TASK DESCRIPTION >>
Scan each line of the records for the word "underlying" and extract the ones that have it.

[Some records]
::::

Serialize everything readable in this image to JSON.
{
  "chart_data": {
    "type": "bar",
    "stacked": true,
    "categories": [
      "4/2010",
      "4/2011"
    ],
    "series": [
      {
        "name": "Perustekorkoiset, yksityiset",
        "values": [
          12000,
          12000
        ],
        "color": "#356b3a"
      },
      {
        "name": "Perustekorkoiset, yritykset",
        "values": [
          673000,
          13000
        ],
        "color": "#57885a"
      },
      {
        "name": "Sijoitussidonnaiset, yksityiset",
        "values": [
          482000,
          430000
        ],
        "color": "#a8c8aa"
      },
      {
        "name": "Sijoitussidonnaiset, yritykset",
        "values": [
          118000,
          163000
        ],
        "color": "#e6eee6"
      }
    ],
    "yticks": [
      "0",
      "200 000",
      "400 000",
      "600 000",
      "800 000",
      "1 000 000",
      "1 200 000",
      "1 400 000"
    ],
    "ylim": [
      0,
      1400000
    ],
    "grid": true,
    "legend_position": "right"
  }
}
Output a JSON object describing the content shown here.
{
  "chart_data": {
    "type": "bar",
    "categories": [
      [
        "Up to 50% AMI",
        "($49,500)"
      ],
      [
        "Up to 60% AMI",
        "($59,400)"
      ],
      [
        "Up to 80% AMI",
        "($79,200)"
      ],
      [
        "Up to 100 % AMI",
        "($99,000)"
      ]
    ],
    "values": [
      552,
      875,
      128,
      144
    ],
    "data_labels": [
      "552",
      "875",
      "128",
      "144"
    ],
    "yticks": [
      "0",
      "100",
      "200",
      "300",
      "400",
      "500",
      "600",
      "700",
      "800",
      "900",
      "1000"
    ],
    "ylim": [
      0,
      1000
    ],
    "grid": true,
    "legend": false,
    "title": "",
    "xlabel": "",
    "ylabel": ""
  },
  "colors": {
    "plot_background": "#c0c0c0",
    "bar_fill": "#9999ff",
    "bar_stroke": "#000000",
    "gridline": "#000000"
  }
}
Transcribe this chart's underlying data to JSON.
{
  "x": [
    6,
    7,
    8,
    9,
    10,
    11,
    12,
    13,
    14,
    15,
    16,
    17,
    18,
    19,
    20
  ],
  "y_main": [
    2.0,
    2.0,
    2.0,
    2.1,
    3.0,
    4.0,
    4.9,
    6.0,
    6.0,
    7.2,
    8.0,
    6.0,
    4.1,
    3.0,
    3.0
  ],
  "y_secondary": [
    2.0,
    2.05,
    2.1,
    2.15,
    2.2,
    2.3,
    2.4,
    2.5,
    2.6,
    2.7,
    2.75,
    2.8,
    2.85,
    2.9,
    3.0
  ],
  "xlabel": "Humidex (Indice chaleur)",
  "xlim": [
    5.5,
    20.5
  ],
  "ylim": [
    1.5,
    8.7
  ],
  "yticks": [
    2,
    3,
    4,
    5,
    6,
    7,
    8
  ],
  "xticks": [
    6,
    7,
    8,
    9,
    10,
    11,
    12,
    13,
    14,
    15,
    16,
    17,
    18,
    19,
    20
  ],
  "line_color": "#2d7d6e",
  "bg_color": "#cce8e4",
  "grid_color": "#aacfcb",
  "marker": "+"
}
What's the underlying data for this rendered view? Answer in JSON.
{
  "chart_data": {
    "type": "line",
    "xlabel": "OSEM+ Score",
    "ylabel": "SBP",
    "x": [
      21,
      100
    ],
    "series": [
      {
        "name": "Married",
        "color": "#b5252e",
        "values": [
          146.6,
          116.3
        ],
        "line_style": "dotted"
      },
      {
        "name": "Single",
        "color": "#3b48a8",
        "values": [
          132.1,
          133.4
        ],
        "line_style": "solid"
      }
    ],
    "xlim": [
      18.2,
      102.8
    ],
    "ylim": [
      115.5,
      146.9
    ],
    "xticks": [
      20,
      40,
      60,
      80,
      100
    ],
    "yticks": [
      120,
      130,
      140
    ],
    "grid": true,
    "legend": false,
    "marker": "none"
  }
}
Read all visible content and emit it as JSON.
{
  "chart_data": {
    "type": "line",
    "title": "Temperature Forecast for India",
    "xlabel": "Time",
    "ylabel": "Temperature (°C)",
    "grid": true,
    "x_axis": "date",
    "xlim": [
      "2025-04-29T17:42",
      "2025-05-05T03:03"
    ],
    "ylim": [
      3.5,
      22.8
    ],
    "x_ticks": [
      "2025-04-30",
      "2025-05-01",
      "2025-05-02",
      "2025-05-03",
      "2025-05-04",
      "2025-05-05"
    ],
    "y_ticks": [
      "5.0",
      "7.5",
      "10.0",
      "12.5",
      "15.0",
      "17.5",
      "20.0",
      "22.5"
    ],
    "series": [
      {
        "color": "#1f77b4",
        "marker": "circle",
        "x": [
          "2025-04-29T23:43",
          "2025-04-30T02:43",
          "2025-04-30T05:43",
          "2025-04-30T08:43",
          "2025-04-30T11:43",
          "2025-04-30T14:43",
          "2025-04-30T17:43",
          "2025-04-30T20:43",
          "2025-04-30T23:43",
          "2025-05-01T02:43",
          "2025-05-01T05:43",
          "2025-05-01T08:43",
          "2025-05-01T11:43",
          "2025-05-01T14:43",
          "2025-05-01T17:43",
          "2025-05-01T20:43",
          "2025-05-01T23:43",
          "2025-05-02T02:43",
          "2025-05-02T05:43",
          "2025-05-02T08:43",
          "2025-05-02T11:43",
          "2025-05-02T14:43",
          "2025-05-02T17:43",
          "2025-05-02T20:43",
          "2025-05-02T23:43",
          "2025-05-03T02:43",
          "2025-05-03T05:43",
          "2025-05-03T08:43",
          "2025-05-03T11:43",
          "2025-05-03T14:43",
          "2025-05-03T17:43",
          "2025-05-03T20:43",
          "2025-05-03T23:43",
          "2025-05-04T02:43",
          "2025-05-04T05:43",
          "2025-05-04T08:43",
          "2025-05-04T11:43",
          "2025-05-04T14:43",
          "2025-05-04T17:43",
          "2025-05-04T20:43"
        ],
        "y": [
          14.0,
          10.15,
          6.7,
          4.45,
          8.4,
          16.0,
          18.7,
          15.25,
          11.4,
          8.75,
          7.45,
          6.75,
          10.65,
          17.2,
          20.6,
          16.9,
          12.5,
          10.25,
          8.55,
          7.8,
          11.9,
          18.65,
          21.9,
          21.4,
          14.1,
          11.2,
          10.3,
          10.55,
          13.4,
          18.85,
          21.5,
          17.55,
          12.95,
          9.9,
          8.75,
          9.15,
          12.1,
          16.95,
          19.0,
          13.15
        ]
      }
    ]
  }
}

::::

RESPONSE FOR THIS EXERCISE >>
Transcribe this chart's underlying data to JSON.
What's the underlying data for this rendered view? Answer in JSON.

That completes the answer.